Of the lines in the entries below, state how many hold the word "Южный". Say nothing else.

-- -- --

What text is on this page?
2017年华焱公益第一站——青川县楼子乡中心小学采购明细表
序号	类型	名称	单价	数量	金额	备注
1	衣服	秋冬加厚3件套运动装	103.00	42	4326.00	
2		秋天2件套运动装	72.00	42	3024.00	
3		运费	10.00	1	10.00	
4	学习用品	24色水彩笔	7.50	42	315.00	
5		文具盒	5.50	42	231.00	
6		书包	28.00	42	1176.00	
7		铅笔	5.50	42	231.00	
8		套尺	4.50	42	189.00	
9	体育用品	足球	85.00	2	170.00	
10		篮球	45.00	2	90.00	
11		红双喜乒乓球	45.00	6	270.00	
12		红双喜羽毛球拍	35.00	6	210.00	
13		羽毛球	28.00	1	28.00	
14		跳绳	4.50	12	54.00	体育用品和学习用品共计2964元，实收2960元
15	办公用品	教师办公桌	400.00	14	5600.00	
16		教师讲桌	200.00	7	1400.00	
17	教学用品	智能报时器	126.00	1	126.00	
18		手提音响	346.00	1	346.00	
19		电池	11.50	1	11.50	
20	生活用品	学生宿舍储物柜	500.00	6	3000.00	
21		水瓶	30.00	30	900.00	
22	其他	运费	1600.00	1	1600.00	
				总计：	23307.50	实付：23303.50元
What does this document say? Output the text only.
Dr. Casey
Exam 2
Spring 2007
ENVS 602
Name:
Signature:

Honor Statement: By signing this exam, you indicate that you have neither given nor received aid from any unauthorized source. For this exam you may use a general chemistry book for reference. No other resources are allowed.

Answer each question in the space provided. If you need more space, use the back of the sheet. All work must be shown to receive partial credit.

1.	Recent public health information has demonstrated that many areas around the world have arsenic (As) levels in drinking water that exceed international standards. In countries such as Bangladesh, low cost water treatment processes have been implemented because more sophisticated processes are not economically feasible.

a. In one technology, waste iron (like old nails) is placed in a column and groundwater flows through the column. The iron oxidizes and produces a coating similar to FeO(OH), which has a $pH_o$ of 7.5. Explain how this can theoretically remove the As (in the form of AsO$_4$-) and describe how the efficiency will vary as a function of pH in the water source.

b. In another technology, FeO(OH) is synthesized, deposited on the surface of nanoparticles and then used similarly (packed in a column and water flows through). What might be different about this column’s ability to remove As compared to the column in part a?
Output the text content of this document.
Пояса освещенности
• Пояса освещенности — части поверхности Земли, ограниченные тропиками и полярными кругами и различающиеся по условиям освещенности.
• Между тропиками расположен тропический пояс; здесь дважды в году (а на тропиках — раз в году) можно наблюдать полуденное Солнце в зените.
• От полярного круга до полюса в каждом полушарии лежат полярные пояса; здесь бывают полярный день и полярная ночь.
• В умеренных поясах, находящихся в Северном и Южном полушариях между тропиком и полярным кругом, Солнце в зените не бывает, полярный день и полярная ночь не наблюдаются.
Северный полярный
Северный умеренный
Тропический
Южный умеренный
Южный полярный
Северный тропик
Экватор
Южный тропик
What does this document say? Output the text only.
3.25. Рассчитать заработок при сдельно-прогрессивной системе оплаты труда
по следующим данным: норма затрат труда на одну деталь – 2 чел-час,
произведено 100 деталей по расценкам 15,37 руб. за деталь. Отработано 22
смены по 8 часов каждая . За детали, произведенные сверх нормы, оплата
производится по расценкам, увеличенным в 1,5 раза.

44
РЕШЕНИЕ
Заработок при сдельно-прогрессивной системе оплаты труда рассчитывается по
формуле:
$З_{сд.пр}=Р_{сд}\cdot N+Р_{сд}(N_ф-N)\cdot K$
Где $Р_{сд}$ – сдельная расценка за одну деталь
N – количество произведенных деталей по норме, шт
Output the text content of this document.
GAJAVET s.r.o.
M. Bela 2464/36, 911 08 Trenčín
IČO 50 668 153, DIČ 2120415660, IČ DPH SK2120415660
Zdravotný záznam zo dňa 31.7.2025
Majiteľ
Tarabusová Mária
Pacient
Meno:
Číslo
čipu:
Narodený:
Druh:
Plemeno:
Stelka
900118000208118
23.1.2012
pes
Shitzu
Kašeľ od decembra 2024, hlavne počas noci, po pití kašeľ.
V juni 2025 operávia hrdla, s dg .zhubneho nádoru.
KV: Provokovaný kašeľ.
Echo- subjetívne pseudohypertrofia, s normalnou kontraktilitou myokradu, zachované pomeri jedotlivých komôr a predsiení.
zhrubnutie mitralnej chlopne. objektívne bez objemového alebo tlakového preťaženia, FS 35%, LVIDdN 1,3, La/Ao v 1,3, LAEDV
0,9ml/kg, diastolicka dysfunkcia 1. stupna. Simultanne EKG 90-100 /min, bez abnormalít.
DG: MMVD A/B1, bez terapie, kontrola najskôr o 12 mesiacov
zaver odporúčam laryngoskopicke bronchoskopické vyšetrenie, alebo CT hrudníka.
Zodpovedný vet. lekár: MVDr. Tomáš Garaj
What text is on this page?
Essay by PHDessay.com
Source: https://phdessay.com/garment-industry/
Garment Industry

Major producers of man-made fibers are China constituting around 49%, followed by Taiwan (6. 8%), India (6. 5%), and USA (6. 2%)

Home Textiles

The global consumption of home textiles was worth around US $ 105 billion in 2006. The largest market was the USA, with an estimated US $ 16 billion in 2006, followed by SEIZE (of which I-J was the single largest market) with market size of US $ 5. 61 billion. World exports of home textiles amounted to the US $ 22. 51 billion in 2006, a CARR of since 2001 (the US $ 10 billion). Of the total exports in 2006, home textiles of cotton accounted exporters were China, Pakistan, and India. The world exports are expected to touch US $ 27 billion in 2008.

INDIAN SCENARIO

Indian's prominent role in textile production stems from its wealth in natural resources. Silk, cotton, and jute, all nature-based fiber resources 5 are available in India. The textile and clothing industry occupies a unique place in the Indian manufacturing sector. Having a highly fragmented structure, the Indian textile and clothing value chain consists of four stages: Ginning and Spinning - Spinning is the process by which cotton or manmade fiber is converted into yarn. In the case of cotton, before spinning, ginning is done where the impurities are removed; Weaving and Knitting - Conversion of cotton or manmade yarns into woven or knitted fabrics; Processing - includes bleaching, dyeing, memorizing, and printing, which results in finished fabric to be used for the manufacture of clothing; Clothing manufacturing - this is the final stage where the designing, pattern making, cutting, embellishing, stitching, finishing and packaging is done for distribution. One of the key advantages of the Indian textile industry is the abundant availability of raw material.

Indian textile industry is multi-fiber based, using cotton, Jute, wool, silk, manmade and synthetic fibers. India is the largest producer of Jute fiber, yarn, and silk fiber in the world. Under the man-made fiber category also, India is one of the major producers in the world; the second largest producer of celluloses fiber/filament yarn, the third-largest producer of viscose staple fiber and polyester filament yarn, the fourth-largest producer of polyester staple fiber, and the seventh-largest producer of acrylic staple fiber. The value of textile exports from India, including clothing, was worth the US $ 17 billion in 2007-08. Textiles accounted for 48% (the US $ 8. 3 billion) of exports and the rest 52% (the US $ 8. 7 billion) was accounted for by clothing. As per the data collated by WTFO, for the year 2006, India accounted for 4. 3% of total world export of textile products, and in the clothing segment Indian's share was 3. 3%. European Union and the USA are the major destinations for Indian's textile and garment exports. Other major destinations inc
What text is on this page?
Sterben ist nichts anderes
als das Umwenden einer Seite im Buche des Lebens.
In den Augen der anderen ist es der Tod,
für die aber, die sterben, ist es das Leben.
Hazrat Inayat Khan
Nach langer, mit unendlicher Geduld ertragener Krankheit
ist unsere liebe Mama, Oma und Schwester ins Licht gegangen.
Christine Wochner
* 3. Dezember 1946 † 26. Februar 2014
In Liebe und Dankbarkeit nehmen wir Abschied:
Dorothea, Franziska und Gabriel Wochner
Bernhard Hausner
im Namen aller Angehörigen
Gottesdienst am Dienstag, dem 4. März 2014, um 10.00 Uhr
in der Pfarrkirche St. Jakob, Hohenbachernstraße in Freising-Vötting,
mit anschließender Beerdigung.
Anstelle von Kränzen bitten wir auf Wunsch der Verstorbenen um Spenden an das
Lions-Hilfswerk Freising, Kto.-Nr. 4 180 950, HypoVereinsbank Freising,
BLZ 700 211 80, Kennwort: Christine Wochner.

-- -- --

§ Answer to the problem
3